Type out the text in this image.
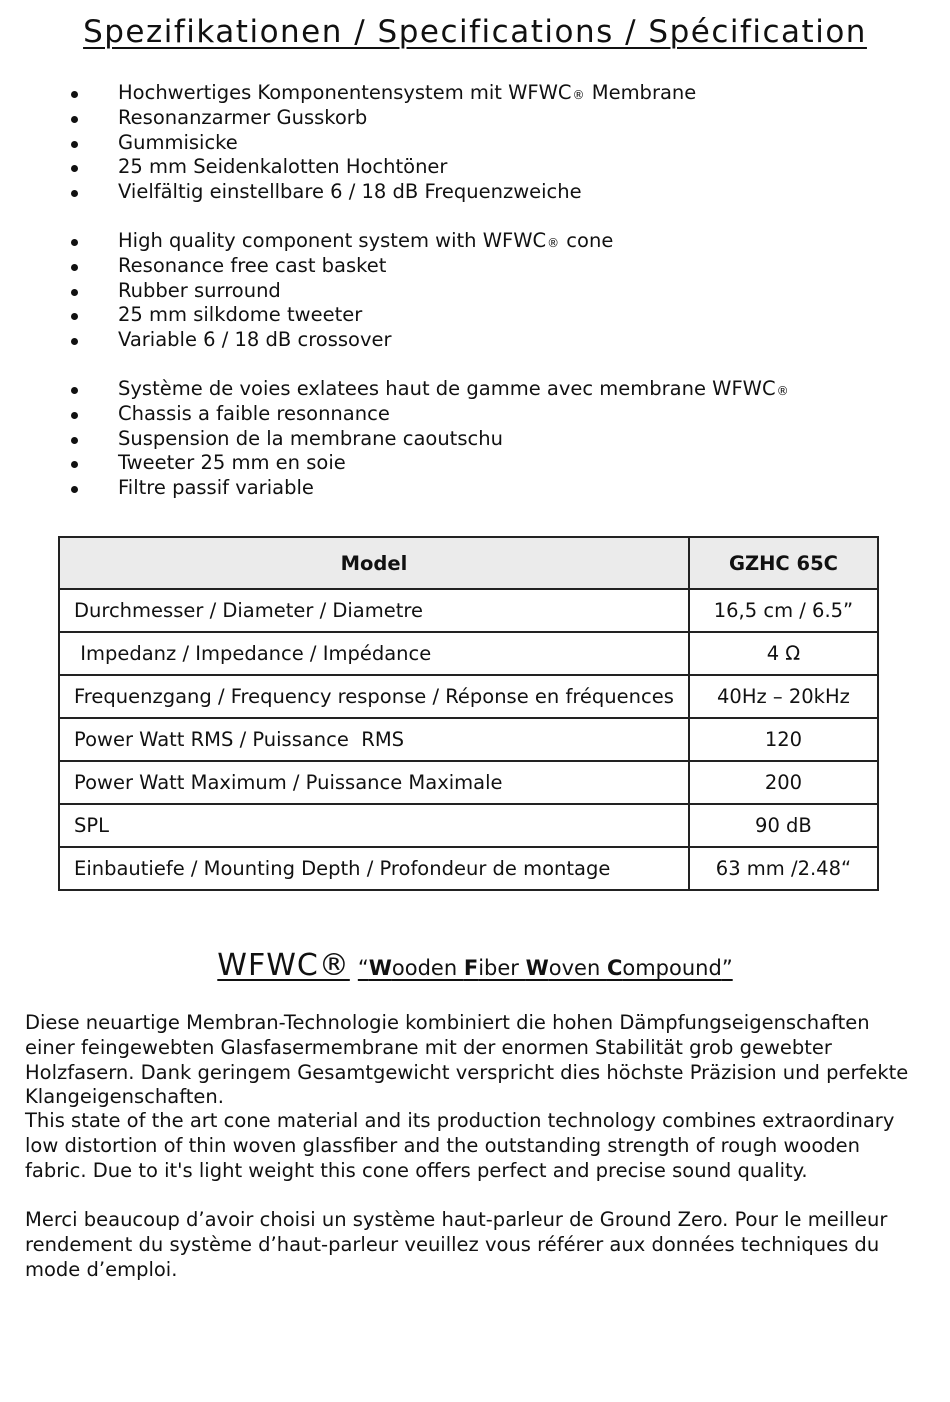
Spezifikationen / Specifications / Spécification
Hochwertiges Komponentensystem mit WFWC® Membrane
Resonanzarmer Gusskorb
Gummisicke
25 mm Seidenkalotten Hochtöner
Vielfältig einstellbare 6 / 18 dB Frequenzweiche
High quality component system with WFWC® cone
Resonance free cast basket
Rubber surround
25 mm silkdome tweeter
Variable 6 / 18 dB crossover
Système de voies exlatees haut de gamme avec membrane WFWC®
Chassis a faible resonnance
Suspension de la membrane caoutschu
Tweeter 25 mm en soie
Filtre passif variable
Model	GZHC 65C
Durchmesser / Diameter / Diametre	16,5 cm / 6.5”
Impedanz / Impedance / Impédance	4 Ω
Frequenzgang / Frequency response / Réponse en fréquences	40Hz – 20kHz
Power Watt RMS / Puissance  RMS	120
Power Watt Maximum / Puissance Maximale	200
SPL	90 dB
Einbautiefe / Mounting Depth / Profondeur de montage	63 mm /2.48“
WFWC® “Wooden Fiber Woven Compound”

Diese neuartige Membran-Technologie kombiniert die hohen Dämpfungseigenschaften einer feingewebten Glasfasermembrane mit der enormen Stabilität grob gewebter Holzfasern. Dank geringem Gesamtgewicht verspricht dies höchste Präzision und perfekte Klangeigenschaften.

This state of the art cone material and its production technology combines extraordinary low distortion of thin woven glassfiber and the outstanding strength of rough wooden fabric. Due to it's light weight this cone offers perfect and precise sound quality.

Merci beaucoup d’avoir choisi un système haut-parleur de Ground Zero. Pour le meilleur rendement du système d’haut-parleur veuillez vous référer aux données techniques du mode d’emploi.
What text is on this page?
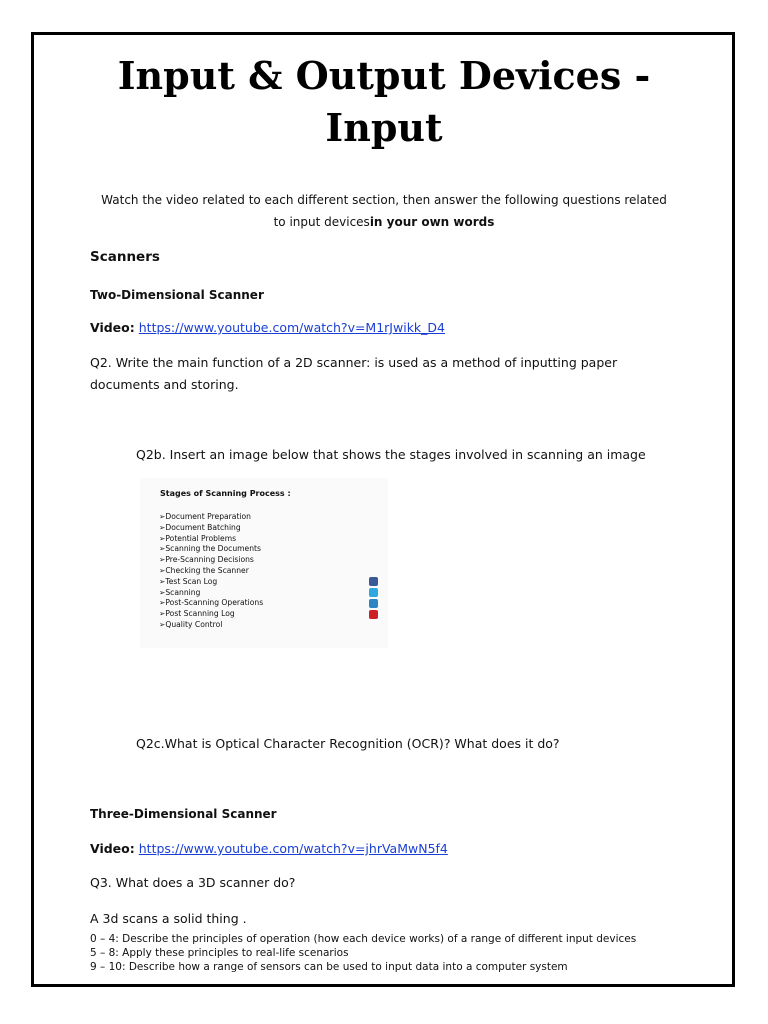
Input & Output Devices -
Input
Watch the video related to each different section, then answer the following questions related
to input devicesin your own words
Scanners
Two-Dimensional Scanner
Video: https://www.youtube.com/watch?v=M1rJwikk_D4
Q2. Write the main function of a 2D scanner: is used as a method of inputting paper documents and storing.
Q2b. Insert an image below that shows the stages involved in scanning an image
Stages of Scanning Process :
➢Document Preparation
➢Document Batching
➢Potential Problems
➢Scanning the Documents
➢Pre-Scanning Decisions
➢Checking the Scanner
➢Test Scan Log
➢Scanning
➢Post-Scanning Operations
➢Post Scanning Log
➢Quality Control
Q2c.What is Optical Character Recognition (OCR)? What does it do?
Three-Dimensional Scanner
Video: https://www.youtube.com/watch?v=jhrVaMwN5f4
Q3. What does a 3D scanner do?
A 3d scans a solid thing .
0 – 4: Describe the principles of operation (how each device works) of a range of different input devices
5 – 8: Apply these principles to real-life scenarios
9 – 10: Describe how a range of sensors can be used to input data into a computer system
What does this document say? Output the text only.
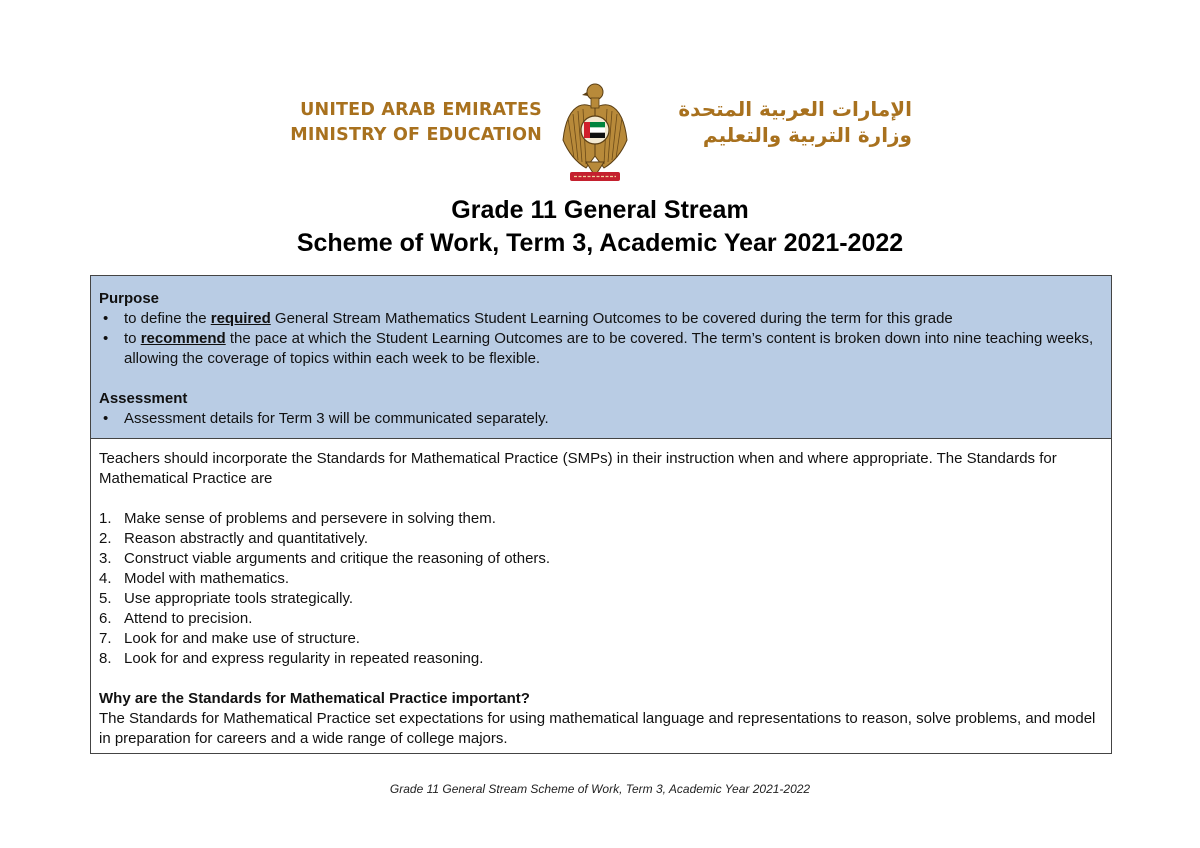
UNITED ARAB EMIRATES
MINISTRY OF EDUCATION
الإمارات العربية المتحدة
وزارة التربية والتعليم
Grade 11 General Stream
Scheme of Work, Term 3, Academic Year 2021-2022
Purpose
• to define the required General Stream Mathematics Student Learning Outcomes to be covered during the term for this grade
• to recommend the pace at which the Student Learning Outcomes are to be covered. The term’s content is broken down into nine teaching weeks, allowing the coverage of topics within each week to be flexible.
Assessment
• Assessment details for Term 3 will be communicated separately.
Teachers should incorporate the Standards for Mathematical Practice (SMPs) in their instruction when and where appropriate. The Standards for Mathematical Practice are
1. Make sense of problems and persevere in solving them.
2. Reason abstractly and quantitatively.
3. Construct viable arguments and critique the reasoning of others.
4. Model with mathematics.
5. Use appropriate tools strategically.
6. Attend to precision.
7. Look for and make use of structure.
8. Look for and express regularity in repeated reasoning.
Why are the Standards for Mathematical Practice important?
The Standards for Mathematical Practice set expectations for using mathematical language and representations to reason, solve problems, and model in preparation for careers and a wide range of college majors.
Grade 11 General Stream Scheme of Work, Term 3, Academic Year 2021-2022
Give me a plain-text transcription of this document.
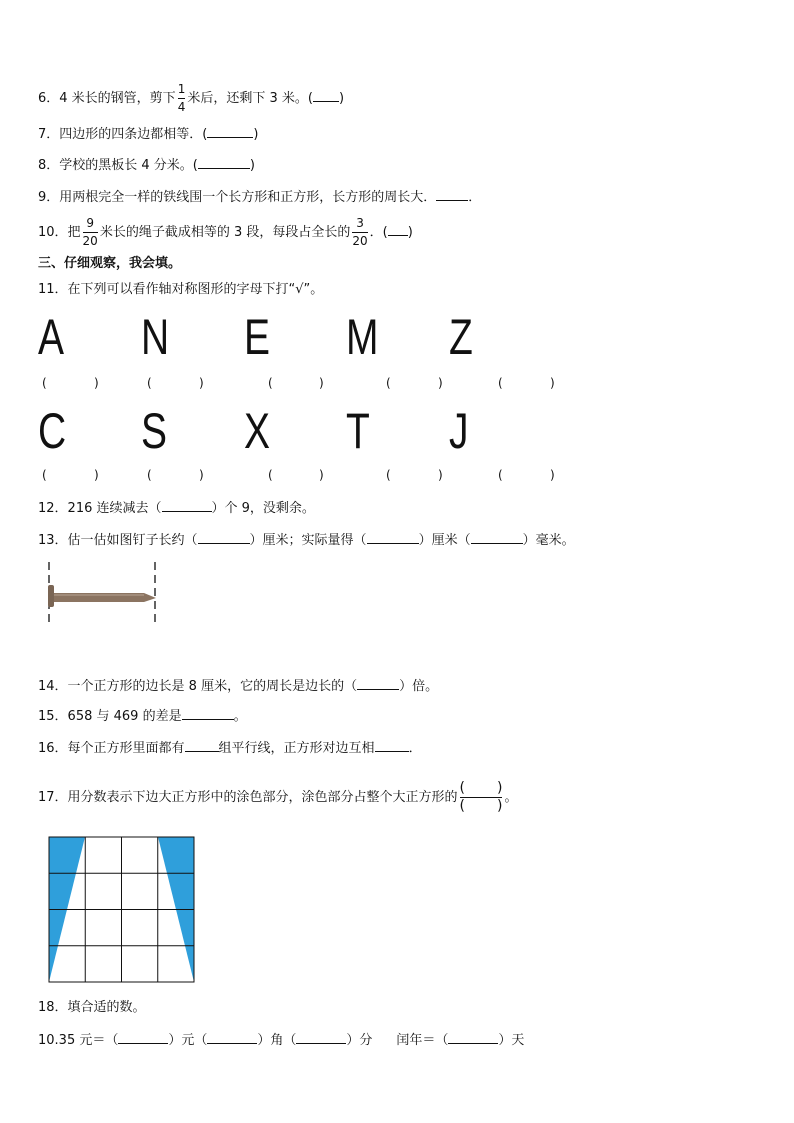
6．4 米长的钢管，剪下 $\frac{1}{4}$ 米后，还剩下 3 米。( )
7．四边形的四条边都相等．(	)
8．学校的黑板长 4 分米。(	)
9．用两根完全一样的铁线围一个长方形和正方形，长方形的周长大． ．
10．把 $\frac{9}{20}$ 米长的绳子截成相等的 3 段，每段占全长的 $\frac{3}{20}$ ．( )
三、仔细观察，我会填。
11．在下列可以看作轴对称图形的字母下打“√”。
A N E M Z
(	)	(	)	(	)	(	)	(	)
C S X T J
(	)	(	)	(	)	(	)	(	)
12．216 连续减去（	）个 9，没剩余。
13．估一估如图钉子长约（	）厘米；实际量得（	）厘米（	）毫米。
14．一个正方形的边长是 8 厘米，它的周长是边长的（	）倍。
15．658 与 469 的差是	。
16．每个正方形里面都有	组平行线，正方形对边互相	．
17．用分数表示下边大正方形中的涂色部分，涂色部分占整个大正方形的 $\frac{( )}{( )}$ 。
18．填合适的数。
10.35 元＝（	）元（	）角（	）分 闰年＝（	）天
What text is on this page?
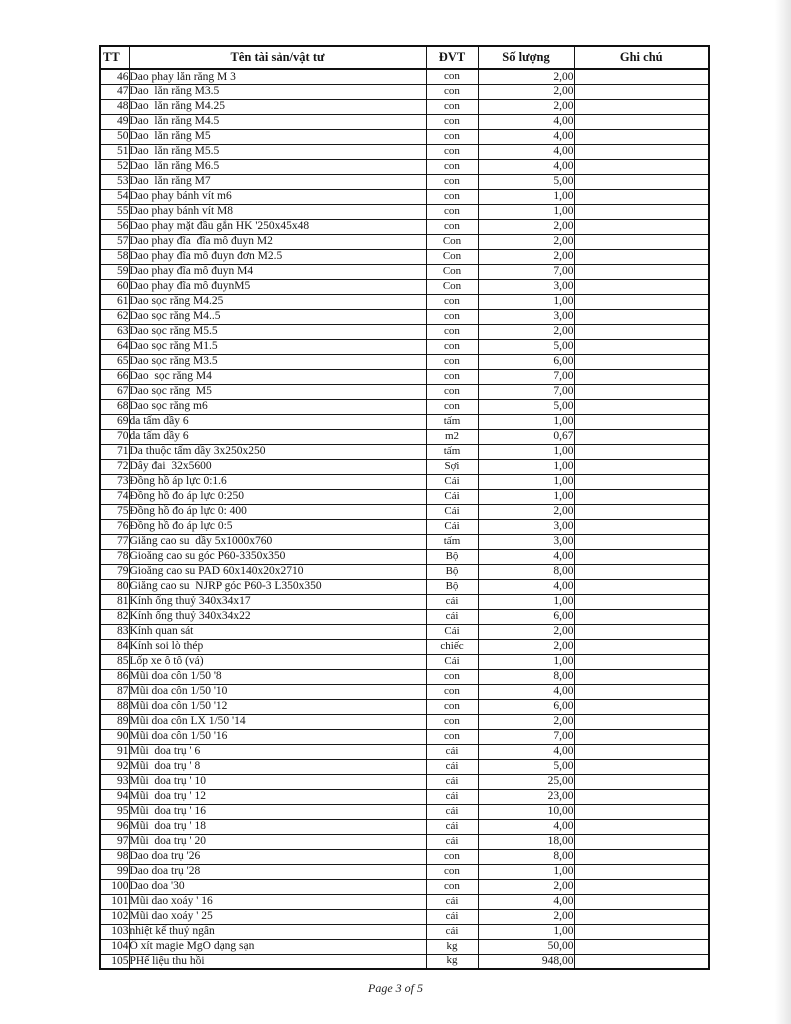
TT	Tên tài sản/vật tư	ĐVT	Số lượng	Ghi chú
46	Dao phay lăn răng M 3	con	2,00	
47	Dao  lăn răng M3.5	con	2,00	
48	Dao  lăn răng M4.25	con	2,00	
49	Dao  lăn răng M4.5	con	4,00	
50	Dao  lăn răng M5	con	4,00	
51	Dao  lăn răng M5.5	con	4,00	
52	Dao  lăn răng M6.5	con	4,00	
53	Dao  lăn răng M7	con	5,00	
54	Dao phay bánh vít m6	con	1,00	
55	Dao phay bánh vít M8	con	1,00	
56	Dao phay mặt đầu gắn HK '250x45x48	con	2,00	
57	Dao phay đĩa  đĩa mô đuyn M2	Con	2,00	
58	Dao phay đĩa mô đuyn đơn M2.5	Con	2,00	
59	Dao phay đĩa mô đuyn M4	Con	7,00	
60	Dao phay đĩa mô đuynM5	Con	3,00	
61	Dao sọc răng M4.25	con	1,00	
62	Dao sọc răng M4..5	con	3,00	
63	Dao sọc răng M5.5	con	2,00	
64	Dao sọc răng M1.5	con	5,00	
65	Dao sọc răng M3.5	con	6,00	
66	Dao  sọc răng M4	con	7,00	
67	Dao sọc răng  M5	con	7,00	
68	Dao sọc răng m6	con	5,00	
69	da tấm dầy 6	tấm	1,00	
70	da tấm dầy 6	m2	0,67	
71	Da thuộc tấm dầy 3x250x250	tấm	1,00	
72	Dây đai  32x5600	Sợi	1,00	
73	Đồng hồ áp lực 0:1.6	Cái	1,00	
74	Đồng hồ đo áp lực 0:250	Cái	1,00	
75	Đồng hồ đo áp lực 0: 400	Cái	2,00	
76	Đồng hồ đo áp lực 0:5	Cái	3,00	
77	Giăng cao su  dầy 5x1000x760	tấm	3,00	
78	Gioăng cao su góc P60-3350x350	Bộ	4,00	
79	Gioăng cao su PAD 60x140x20x2710	Bộ	8,00	
80	Giăng cao su  NJRP góc P60-3 L350x350	Bộ	4,00	
81	Kính ống thuỷ 340x34x17	cái	1,00	
82	Kính ống thuỷ 340x34x22	cái	6,00	
83	Kính quan sát	Cái	2,00	
84	Kính soi lò thép	chiếc	2,00	
85	Lốp xe ô tô (vá)	Cái	1,00	
86	Mũi doa côn 1/50 '8	con	8,00	
87	Mũi doa côn 1/50 '10	con	4,00	
88	Mũi doa côn 1/50 '12	con	6,00	
89	Mũi doa côn LX 1/50 '14	con	2,00	
90	Mũi doa côn 1/50 '16	con	7,00	
91	Mũi  doa trụ ' 6	cái	4,00	
92	Mũi  doa trụ ' 8	cái	5,00	
93	Mũi  doa trụ ' 10	cái	25,00	
94	Mũi  doa trụ ' 12	cái	23,00	
95	Mũi  doa trụ ' 16	cái	10,00	
96	Mũi  doa trụ ' 18	cái	4,00	
97	Mũi  doa trụ ' 20	cái	18,00	
98	Dao doa trụ '26	con	8,00	
99	Dao doa trụ '28	con	1,00	
100	Dao doa '30	con	2,00	
101	Mũi dao xoáy ' 16	cái	4,00	
102	Mũi dao xoáy ' 25	cái	2,00	
103	nhiệt kế thuỷ ngân	cái	1,00	
104	Ô xít magie MgO dạng sạn	kg	50,00	
105	PHế liệu thu hồi	kg	948,00	
Page 3 of 5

━━━━━━━━

_Instructions for the task_
Every line above that contains the word "Scheme" should be reported.

_Worked answer_
Scheme of Work, Term 3, Academic Year 2021-2022
Grade 11 General Stream Scheme of Work, Term 3, Academic Year 2021-2022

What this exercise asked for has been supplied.